抜粋本文 =>
- - - - - - -

子宮体がんは、子宮頸がんに比べて高い年齢で発症しやすく、50~60歳が発症のピークといわれています。とりわけ子宮体がんの主な症状である不正出血がある場合には、適切な検査を受けることによって早期発見に努めることが大切です。

子宮体がんの特徴については、「子宮体がんってどんな病気?初期症状はどのようなもの?」にまとめておりますので、こちらをご参照ください。

この記事では検査の方法のほか、治療方法についても紹介します。

目次

検診を受けるべき人とは?

以下のような人は、検診を受けることをオススメします。

  • 月経とは関係なく出血があった方
  • 閉経後にもかかわらず少量の出血(不正出血と言います)がみられる方

出血は、茶褐色の「おりもの」や、「おりもの」に少しだけ血がまじった状態で症状が現れることもあります。

子宮体がんの検査方法

子宮体がんの検査には、主に次のものがあります。

細胞診組織診

一般的な検診で行われる検査はこちらの方法です。
子宮の内側に細い棒状の器具、または、さじ状の器具を挿入して行うので、軽い痛みと出血をともなうことがあります。しかし短時間で済み、検査の正確性はとても高いです。
細胞診は、組織の表面から細胞を引き剥がして調べます。組織診もこれと似ていますが、組織をある程度の塊で採取する必要があるため、痛みが強くなることがあります。

いずれも、外来で受けることができ、基本的に麻酔は行いません
お産の経験のない方や高齢の方は、入り口が狭く数%の方で検査ができないこともあります。

経腟超音波検査

子宮体がんになると子宮の内膜が厚くなる傾向があります。経腟超音波検査は内膜の厚みを調べ、子宮体がんの疑いを判断することができます。

ただし、初期の子宮体がんの発見には向いていません。

CTMRI

子宮体がんであることが分かった後、治療方針を決定するために行うのがMRI(核磁気共鳴映像法)やCT(コンピュータ断層撮影装置)です。

MRIでは腫瘍の大きさや、子宮筋層へのがんの広がりを調べることができます。CTではリンパ節、肺、肝臓といった他の臓器への転移の有無を調べます。

子宮体がんの治療の流れ

では、検査で子宮体がんと診断されてしまった場合、どのような治療が施されるのでしょうか?
子宮体がんの治療は、基本的に手術療法が第一選択となりますが、場合によっては別の方法をとることもあります。

- - - - - - -

提供資料 =>
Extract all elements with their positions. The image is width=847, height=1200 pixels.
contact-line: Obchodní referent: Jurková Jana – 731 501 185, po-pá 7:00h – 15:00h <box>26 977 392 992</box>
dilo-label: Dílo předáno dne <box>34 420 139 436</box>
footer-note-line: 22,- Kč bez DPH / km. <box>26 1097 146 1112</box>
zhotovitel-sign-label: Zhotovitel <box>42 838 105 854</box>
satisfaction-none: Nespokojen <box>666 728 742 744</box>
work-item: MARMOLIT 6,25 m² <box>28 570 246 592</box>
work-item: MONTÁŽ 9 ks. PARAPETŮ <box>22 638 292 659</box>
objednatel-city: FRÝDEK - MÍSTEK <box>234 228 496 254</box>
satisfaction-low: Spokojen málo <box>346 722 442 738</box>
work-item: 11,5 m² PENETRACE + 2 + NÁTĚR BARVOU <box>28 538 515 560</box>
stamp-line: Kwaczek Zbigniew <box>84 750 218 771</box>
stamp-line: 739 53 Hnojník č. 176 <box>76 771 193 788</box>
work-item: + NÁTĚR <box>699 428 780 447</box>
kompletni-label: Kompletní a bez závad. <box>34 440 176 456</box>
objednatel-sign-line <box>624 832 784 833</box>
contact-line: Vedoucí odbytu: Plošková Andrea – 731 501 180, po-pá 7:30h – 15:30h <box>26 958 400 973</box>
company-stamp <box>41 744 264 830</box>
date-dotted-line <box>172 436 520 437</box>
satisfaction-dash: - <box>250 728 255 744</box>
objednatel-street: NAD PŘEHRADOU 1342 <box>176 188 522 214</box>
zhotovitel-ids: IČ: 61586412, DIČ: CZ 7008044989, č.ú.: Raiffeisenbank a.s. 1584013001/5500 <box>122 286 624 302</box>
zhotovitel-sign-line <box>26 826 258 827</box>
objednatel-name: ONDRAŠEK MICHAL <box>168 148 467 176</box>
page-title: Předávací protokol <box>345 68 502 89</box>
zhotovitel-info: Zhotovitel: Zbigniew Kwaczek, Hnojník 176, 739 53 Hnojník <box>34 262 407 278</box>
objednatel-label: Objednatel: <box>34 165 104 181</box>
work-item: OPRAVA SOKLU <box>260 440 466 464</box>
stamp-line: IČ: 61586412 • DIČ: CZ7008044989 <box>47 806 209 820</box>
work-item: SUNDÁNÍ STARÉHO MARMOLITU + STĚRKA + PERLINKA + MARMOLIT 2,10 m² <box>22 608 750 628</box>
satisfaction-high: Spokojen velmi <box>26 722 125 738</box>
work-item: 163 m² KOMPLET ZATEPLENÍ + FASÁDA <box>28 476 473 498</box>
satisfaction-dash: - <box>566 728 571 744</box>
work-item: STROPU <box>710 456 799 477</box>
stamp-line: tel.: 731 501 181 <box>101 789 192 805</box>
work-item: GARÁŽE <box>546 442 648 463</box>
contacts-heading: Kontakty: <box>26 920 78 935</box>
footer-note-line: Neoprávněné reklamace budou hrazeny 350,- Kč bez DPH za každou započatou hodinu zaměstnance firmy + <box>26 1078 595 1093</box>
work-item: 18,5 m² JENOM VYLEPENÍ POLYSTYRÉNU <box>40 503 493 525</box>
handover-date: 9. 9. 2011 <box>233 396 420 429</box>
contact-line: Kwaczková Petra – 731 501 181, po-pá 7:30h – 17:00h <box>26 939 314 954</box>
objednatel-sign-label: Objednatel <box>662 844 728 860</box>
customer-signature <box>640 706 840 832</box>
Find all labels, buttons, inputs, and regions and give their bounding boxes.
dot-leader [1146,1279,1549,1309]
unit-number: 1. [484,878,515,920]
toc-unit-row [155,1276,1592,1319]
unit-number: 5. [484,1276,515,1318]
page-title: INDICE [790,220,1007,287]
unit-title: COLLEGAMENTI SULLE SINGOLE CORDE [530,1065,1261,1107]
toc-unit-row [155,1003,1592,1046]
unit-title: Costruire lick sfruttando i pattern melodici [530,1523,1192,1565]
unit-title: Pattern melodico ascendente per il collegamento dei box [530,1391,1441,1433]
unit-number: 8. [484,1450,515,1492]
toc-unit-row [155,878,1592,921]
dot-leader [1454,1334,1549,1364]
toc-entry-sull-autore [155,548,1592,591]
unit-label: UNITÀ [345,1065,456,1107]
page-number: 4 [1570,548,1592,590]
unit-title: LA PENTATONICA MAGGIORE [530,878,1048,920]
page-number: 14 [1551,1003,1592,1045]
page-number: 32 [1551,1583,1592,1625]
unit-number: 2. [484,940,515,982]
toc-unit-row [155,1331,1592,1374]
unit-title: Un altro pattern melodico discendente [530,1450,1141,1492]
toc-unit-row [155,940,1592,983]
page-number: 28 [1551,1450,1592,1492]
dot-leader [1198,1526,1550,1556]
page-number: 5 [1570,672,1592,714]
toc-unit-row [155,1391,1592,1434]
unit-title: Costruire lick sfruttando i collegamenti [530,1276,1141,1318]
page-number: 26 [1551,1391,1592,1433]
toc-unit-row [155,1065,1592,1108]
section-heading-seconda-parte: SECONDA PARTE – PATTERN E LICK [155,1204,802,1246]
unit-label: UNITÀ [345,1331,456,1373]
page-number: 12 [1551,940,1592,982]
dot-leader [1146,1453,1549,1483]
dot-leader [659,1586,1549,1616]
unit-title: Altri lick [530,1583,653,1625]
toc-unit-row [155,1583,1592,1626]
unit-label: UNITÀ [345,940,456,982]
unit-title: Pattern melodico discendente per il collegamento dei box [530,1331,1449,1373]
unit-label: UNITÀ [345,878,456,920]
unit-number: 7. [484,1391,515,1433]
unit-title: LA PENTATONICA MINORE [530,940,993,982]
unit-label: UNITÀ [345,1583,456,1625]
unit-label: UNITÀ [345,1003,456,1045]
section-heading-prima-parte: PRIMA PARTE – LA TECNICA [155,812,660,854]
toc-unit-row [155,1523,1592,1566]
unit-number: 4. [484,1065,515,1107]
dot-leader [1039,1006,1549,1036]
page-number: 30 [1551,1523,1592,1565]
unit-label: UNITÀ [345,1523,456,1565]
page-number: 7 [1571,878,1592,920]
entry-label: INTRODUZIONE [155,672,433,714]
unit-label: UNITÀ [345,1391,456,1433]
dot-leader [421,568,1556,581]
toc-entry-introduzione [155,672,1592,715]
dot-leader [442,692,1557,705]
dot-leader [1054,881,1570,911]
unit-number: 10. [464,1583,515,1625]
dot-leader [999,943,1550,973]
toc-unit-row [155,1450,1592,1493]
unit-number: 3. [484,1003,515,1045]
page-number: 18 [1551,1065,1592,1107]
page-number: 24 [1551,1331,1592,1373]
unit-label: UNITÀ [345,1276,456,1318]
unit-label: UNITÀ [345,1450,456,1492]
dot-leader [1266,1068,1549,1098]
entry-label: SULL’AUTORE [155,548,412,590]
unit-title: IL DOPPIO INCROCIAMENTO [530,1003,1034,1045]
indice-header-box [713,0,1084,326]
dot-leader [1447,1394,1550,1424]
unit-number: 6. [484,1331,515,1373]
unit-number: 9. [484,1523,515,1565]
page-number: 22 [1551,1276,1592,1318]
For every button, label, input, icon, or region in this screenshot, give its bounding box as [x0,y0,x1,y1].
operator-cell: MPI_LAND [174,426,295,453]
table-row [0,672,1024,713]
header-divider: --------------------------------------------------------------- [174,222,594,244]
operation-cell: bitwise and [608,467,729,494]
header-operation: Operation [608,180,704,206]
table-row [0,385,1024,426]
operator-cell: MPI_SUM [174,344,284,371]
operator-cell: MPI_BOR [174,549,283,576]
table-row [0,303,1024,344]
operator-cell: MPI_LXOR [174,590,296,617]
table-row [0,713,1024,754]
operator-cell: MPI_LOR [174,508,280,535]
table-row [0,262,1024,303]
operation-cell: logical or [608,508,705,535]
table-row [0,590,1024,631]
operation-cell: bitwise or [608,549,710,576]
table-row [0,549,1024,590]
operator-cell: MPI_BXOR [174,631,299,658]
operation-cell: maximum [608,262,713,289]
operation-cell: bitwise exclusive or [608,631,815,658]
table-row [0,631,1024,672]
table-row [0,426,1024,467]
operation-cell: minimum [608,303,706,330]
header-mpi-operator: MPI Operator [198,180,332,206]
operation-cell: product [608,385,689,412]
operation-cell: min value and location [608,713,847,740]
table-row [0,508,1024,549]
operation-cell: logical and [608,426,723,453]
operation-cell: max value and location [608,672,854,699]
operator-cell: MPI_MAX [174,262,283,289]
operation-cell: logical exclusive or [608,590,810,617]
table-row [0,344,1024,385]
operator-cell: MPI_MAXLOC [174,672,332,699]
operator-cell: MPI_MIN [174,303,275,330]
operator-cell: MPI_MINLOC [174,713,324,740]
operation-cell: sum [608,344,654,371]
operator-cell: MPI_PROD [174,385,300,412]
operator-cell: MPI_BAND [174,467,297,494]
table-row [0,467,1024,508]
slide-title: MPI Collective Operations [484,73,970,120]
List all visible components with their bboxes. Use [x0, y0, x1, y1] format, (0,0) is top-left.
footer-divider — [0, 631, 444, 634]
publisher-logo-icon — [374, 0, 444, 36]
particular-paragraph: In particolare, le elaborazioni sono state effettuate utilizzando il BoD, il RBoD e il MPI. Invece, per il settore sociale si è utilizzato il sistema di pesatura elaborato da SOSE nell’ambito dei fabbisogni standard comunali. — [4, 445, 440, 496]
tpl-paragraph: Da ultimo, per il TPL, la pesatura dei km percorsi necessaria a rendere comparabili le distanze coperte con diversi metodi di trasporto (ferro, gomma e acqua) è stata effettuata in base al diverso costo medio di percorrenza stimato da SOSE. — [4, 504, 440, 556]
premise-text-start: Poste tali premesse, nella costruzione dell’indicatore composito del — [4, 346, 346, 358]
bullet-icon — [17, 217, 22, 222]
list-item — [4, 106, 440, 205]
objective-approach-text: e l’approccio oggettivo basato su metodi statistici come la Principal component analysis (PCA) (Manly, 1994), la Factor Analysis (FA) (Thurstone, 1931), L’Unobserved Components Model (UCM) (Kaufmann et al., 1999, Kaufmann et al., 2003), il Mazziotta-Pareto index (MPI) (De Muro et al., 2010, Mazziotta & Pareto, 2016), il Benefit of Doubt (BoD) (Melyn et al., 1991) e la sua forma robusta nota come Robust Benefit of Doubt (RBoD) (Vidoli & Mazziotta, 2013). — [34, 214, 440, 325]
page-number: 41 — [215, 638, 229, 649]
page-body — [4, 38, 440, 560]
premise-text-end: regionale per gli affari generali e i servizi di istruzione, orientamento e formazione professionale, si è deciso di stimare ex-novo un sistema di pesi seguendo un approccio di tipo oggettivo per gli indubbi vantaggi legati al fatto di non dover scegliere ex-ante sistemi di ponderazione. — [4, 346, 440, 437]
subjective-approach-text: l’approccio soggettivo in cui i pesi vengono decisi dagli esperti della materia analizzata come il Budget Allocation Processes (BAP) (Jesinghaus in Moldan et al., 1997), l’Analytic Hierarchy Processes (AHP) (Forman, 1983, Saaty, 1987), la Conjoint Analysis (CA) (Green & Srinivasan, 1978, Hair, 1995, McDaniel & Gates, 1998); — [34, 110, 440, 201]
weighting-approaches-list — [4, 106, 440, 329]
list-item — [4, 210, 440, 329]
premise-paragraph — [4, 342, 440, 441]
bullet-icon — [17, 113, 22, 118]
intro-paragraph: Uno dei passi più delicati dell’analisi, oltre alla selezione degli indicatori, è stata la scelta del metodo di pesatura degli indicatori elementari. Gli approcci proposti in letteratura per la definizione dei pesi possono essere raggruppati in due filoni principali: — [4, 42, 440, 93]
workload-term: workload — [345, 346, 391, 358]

- - - - - - -

やること =>
1 - 子宮体がんについての本文のうち、「子宮体がんになると子宮の内膜」から「の方法をとることもあります。」までを一字も変えずに書き写してください。
2 - 子宮体がんの検査と治療を扱った本文の最後の文のあとに続く部分を書いてください。

タスク別結果 =>
1 -
子宮体がんになると子宮の内膜が厚くなる傾向があります。経腟超音波検査は内膜の厚みを調べ、子宮体がんの疑いを判断することができます。

ただし、初期の子宮体がんの発見には向いていません。

CTMRI

子宮体がんであることが分かった後、治療方針を決定するために行うのがMRI(核磁気共鳴映像法)やCT(コンピュータ断層撮影装置)です。

MRIでは腫瘍の大きさや、子宮筋層へのがんの広がりを調べることができます。CTではリンパ節、肺、肝臓といった他の臓器への転移の有無を調べます。

子宮体がんの治療の流れ

では、検査で子宮体がんと診断されてしまった場合、どのような治療が施されるのでしょうか?
子宮体がんの治療は、基本的に手術療法が第一選択となりますが、場合によっては別の方法をとることもあります。

2 -
手術療法

子宮と両卵巣をすべて切除することで再発や転移を防ぎます。進行具合を判断した上で、必要に応じてがんが転移する可能性の高いリンパ節を切除します。開腹手術を行った影響で手術跡に癒着が生じ、腸がふさがる腸閉塞」という合併症が生じることがあります

手術を行わない場合

初期の子宮体がんに限っては、将来の妊娠に備えて子宮の温存を希望する人に対して、黄体ホルモン製剤による治療が選択されることもあります。また、高齢などのため手術を行えない場合には、化学療法や放射線療法を選択します。

保険適用となった腹腔鏡手術とは?

子宮体がんの手術は従来、腹部を切開して行うものでしたが、2014年からは腹腔鏡手術が保険適用となっています。腹腔鏡手術では腹部を切開するかわりに、4~5か所の穴を開け、そこから手術に使う器具や小型カメラを挿入します。

腹腔鏡手術は目視によってではなく、モニターに映し出される映像で確認しながら手術を行うのが特徴です。傷口が小さくて済むため、美容上の利点に加え、出血量も少なく、手術後の早期回復を期待できます。また、開腹手術で問題となる腸閉塞などの合併症が起きにくいとも考えられています。

ただし、腹腔鏡手術は開腹手術よりも手術時間が長くなる傾向があり、術者による技術の差が出やすいこという問題があります。操作を誤ると命にかかわる事故に発展する危険性が指摘されています。

まとめ

子宮体がんは、早期に治療できれば予後の悪いがんではありません。また、子宮を温存する黄体ホルモン製剤による治療は、早期がんであることが条件となります。不正出血などの疑わしい症状が現れたら適切に検査を受けることが大切です。治療の第一選択は手術療法ですが、近年は、保険適用となった腹腔鏡手術も普及しています。治療法を選択する際は、何を優先するかを考え、医師とよく相談することが大切です。